# Start of Input records

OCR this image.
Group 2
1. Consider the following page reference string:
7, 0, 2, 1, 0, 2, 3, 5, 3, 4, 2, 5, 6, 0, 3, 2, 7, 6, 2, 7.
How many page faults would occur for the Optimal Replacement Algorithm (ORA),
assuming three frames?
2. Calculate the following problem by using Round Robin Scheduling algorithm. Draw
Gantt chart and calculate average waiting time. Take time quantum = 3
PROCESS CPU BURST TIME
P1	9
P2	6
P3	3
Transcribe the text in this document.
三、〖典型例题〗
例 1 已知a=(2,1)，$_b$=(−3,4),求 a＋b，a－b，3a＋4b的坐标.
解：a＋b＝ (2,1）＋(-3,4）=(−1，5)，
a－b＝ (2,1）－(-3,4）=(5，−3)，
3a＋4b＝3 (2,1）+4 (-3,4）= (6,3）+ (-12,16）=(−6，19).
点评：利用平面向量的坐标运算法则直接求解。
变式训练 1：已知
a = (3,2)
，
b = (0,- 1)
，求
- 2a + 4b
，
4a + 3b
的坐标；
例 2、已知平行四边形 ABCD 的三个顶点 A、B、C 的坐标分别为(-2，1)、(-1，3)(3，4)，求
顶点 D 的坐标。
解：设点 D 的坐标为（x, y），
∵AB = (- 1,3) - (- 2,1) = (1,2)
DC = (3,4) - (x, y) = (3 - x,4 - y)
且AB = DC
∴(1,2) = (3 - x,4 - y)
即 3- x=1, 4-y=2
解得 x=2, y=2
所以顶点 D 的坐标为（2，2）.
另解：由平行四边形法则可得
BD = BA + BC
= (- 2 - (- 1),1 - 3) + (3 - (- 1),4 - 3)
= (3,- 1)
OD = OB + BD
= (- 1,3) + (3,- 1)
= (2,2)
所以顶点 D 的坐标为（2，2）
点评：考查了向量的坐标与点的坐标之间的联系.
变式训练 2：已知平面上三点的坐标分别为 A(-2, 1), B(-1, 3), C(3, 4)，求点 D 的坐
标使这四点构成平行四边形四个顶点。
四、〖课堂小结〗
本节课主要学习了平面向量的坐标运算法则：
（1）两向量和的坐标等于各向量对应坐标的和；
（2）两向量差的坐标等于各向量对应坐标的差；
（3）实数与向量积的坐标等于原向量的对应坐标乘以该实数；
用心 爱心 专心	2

# End of Input records
# Start of Input records

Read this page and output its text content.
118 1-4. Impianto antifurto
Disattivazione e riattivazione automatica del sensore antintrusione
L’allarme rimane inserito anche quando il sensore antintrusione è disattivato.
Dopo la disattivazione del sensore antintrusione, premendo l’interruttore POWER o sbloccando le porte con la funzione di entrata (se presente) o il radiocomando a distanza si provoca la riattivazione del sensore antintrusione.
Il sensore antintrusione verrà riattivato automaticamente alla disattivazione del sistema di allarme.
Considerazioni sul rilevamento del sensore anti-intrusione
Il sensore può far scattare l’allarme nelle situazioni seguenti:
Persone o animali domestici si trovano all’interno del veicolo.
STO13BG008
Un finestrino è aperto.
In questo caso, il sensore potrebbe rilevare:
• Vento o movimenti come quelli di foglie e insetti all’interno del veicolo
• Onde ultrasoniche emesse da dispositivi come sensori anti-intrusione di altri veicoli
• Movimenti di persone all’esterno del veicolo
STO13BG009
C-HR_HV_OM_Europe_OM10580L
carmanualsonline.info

# End of Input records

Given request
From the records, copy every line that has the string "riattivazione" in it.

The output
Disattivazione e riattivazione automatica del sensore antintrusione
Dopo la disattivazione del sensore antintrusione, premendo l’interruttore POWER o sbloccando le porte con la funzione di entrata (se presente) o il radiocomando a distanza si provoca la riattivazione del sensore antintrusione.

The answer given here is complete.